→ WRITTEN PROBLEM:
Retype the data that follows line by line, exactly, and leave its pictures out.

→ PROVIDED RECORDS:

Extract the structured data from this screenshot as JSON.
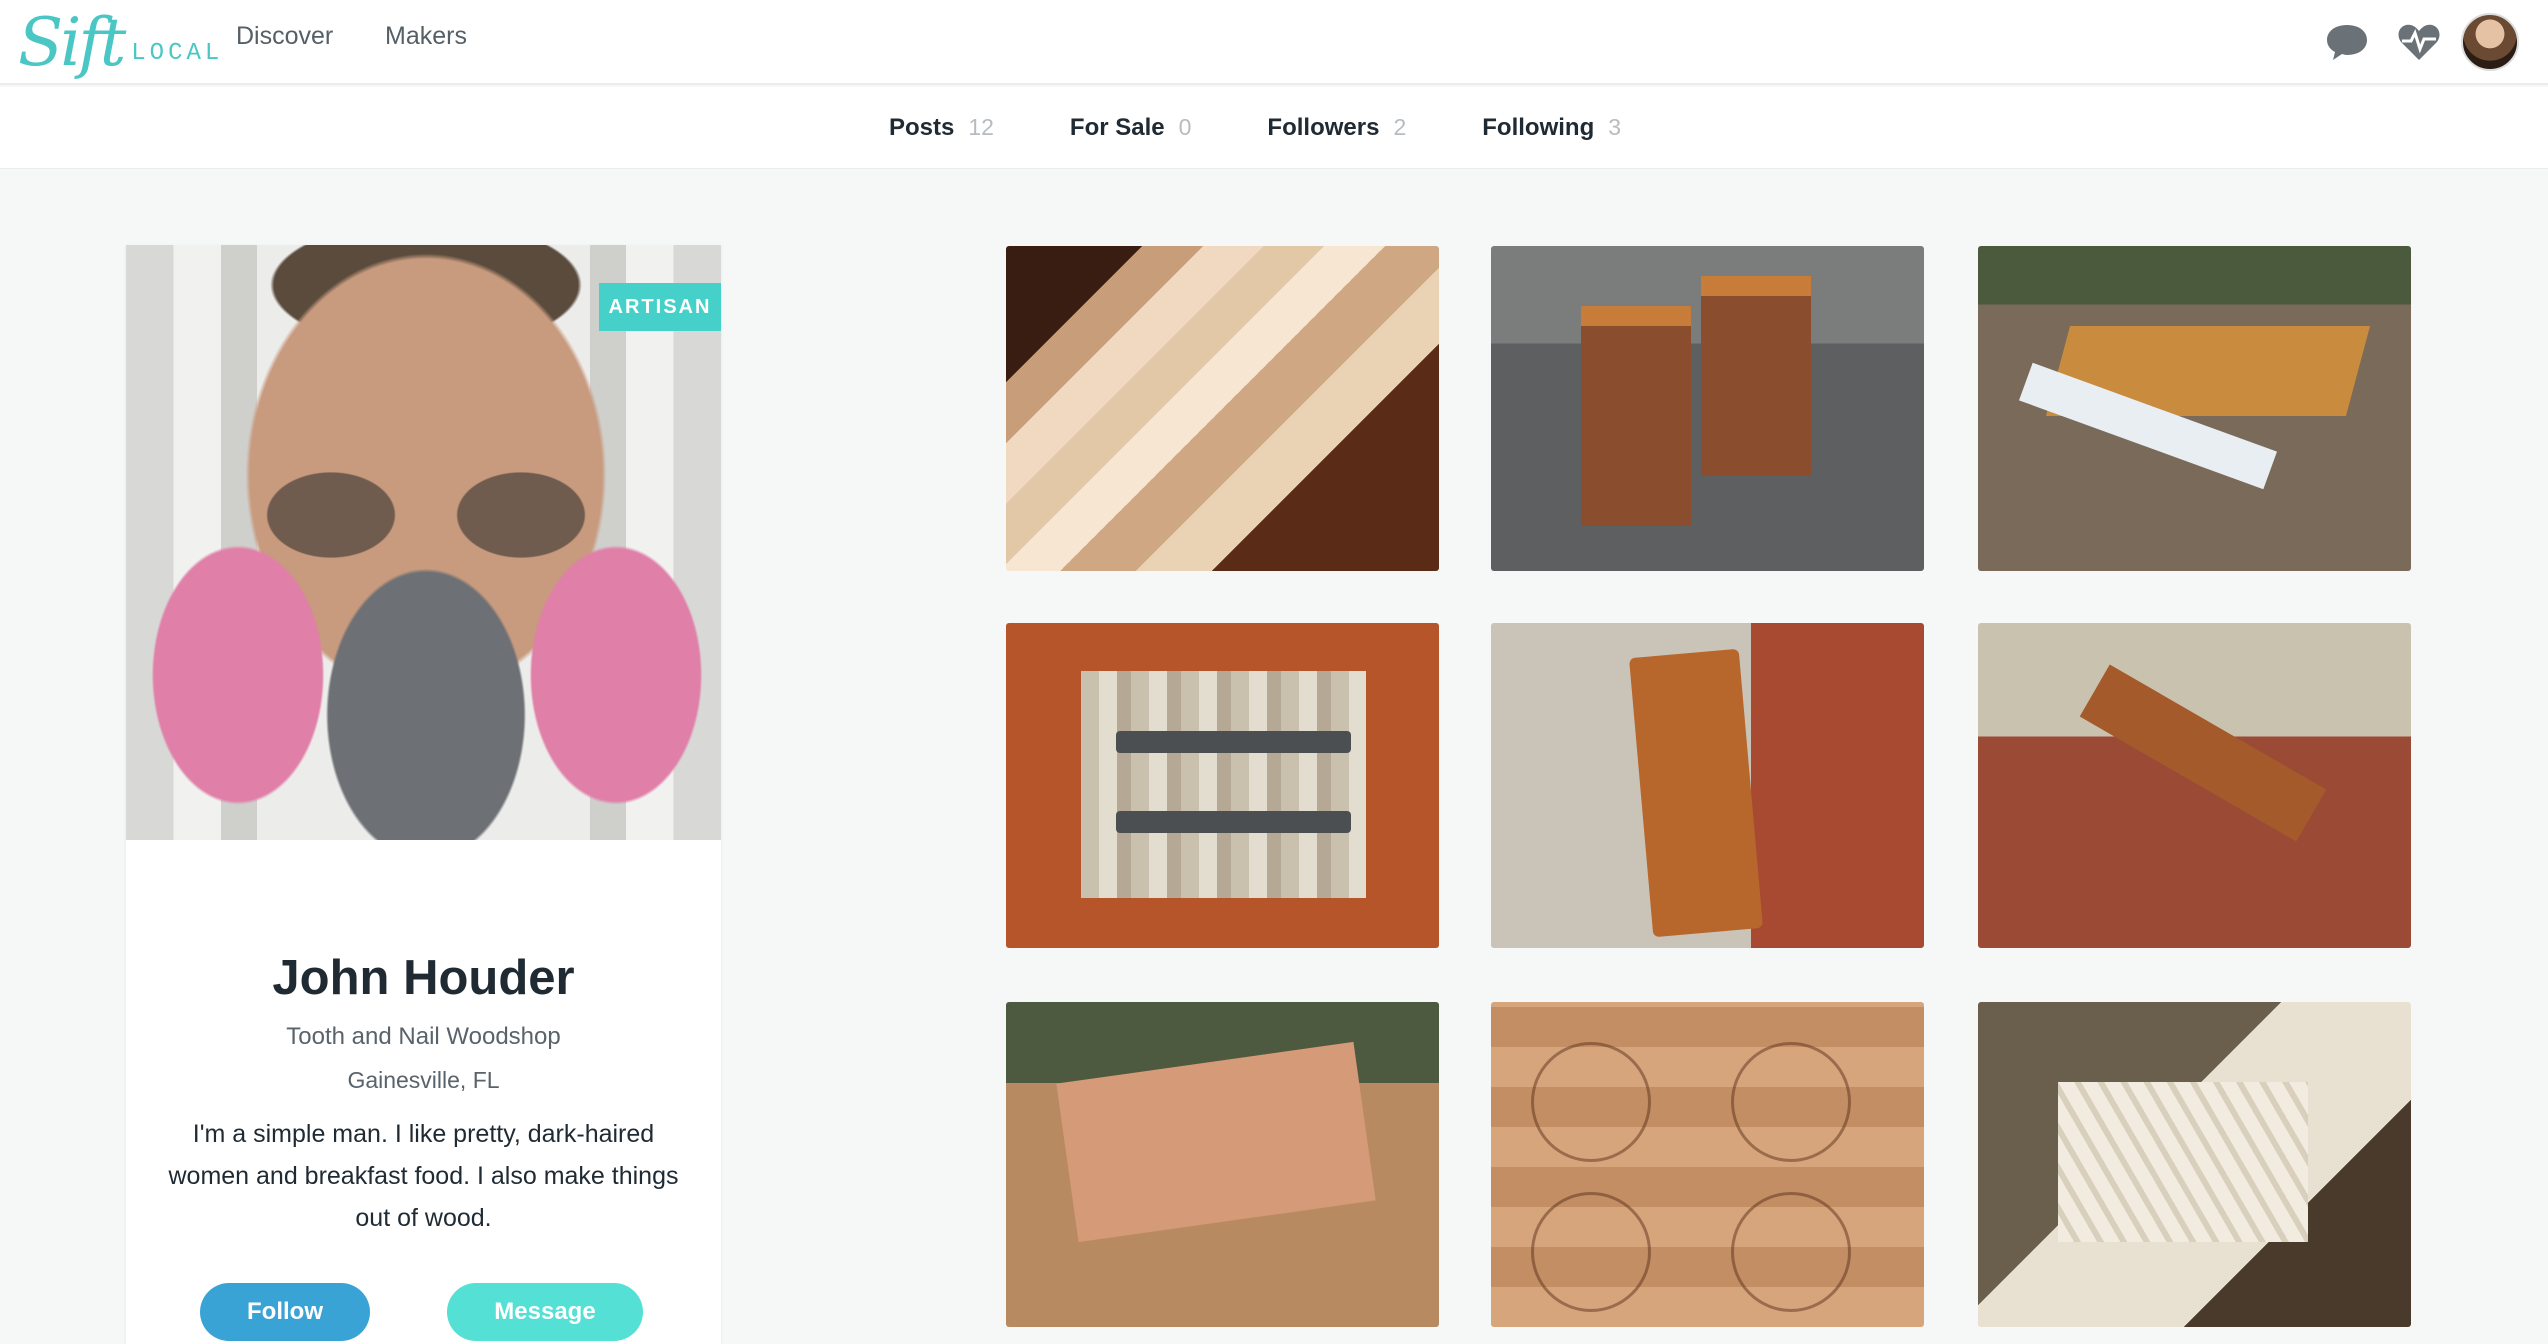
{
  "topnav": {
    "logo_script": "Sift",
    "logo_local": "LOCAL",
    "links": [
      "Discover",
      "Makers"
    ],
    "icons": [
      "chat-bubble-icon",
      "heart-pulse-icon",
      "user-avatar"
    ]
  },
  "subnav": {
    "tabs": [
      {
        "label": "Posts",
        "count": "12"
      },
      {
        "label": "For Sale",
        "count": "0"
      },
      {
        "label": "Followers",
        "count": "2"
      },
      {
        "label": "Following",
        "count": "3"
      }
    ]
  },
  "profile": {
    "badge": "ARTISAN",
    "name": "John Houder",
    "shop": "Tooth and Nail Woodshop",
    "location": "Gainesville, FL",
    "bio": "I'm a simple man. I like pretty, dark-haired women and breakfast food. I also make things out of wood.",
    "follow_label": "Follow",
    "message_label": "Message"
  },
  "colors": {
    "accent_teal": "#45d1c9",
    "follow_blue": "#3aa3d6",
    "message_teal": "#55e0d5"
  },
  "posts_grid": {
    "items": [
      "cutting-board-photo",
      "side-tables-photo",
      "picnic-table-photo",
      "knife-fork-wall-art-photo",
      "bottle-opener-photo",
      "coffee-table-photo",
      "wood-rack-photo",
      "engraved-coasters-photo",
      "wood-slats-photo"
    ]
  }
}
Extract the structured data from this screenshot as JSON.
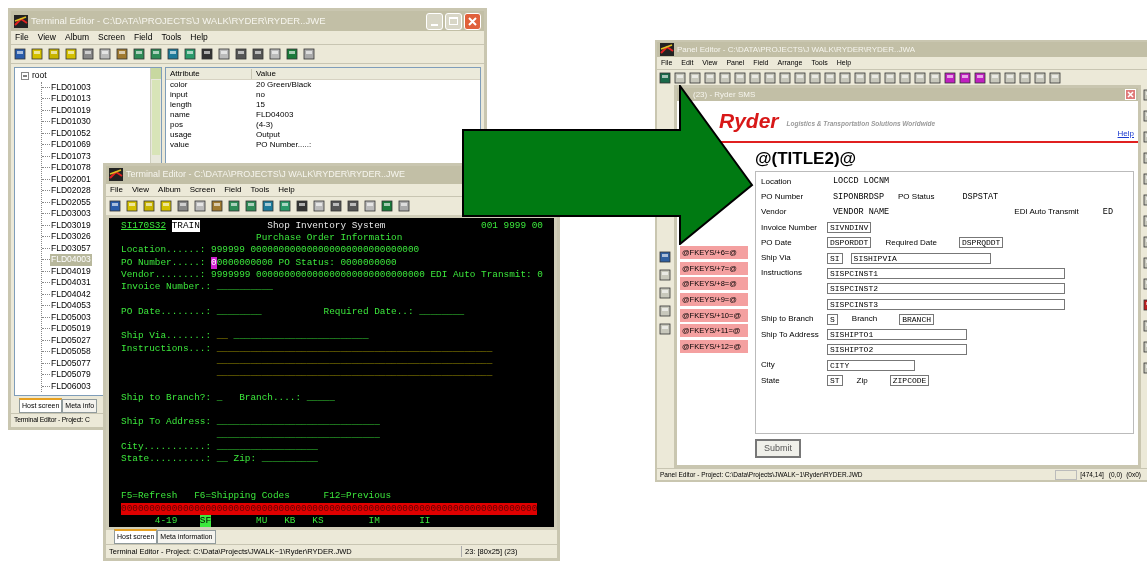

→ SOLUTION:
Extract the structured data from this screenshot as JSON.
{
  "topnav": {
    "logo_script": "Sift",
    "logo_local": "LOCAL",
    "links": [
      "Discover",
      "Makers"
    ],
    "icons": [
      "chat-bubble-icon",
      "heart-pulse-icon",
      "user-avatar"
    ]
  },
  "subnav": {
    "tabs": [
      {
        "label": "Posts",
        "count": "12"
      },
      {
        "label": "For Sale",
        "count": "0"
      },
      {
        "label": "Followers",
        "count": "2"
      },
      {
        "label": "Following",
        "count": "3"
      }
    ]
  },
  "profile": {
    "badge": "ARTISAN",
    "name": "John Houder",
    "shop": "Tooth and Nail Woodshop",
    "location": "Gainesville, FL",
    "bio": "I'm a simple man. I like pretty, dark-haired women and breakfast food. I also make things out of wood.",
    "follow_label": "Follow",
    "message_label": "Message"
  },
  "colors": {
    "accent_teal": "#45d1c9",
    "follow_blue": "#3aa3d6",
    "message_teal": "#55e0d5"
  },
  "posts_grid": {
    "items": [
      "cutting-board-photo",
      "side-tables-photo",
      "picnic-table-photo",
      "knife-fork-wall-art-photo",
      "bottle-opener-photo",
      "coffee-table-photo",
      "wood-rack-photo",
      "engraved-coasters-photo",
      "wood-slats-photo"
    ]
  }
}
Extract the structured data from this screenshot as JSON.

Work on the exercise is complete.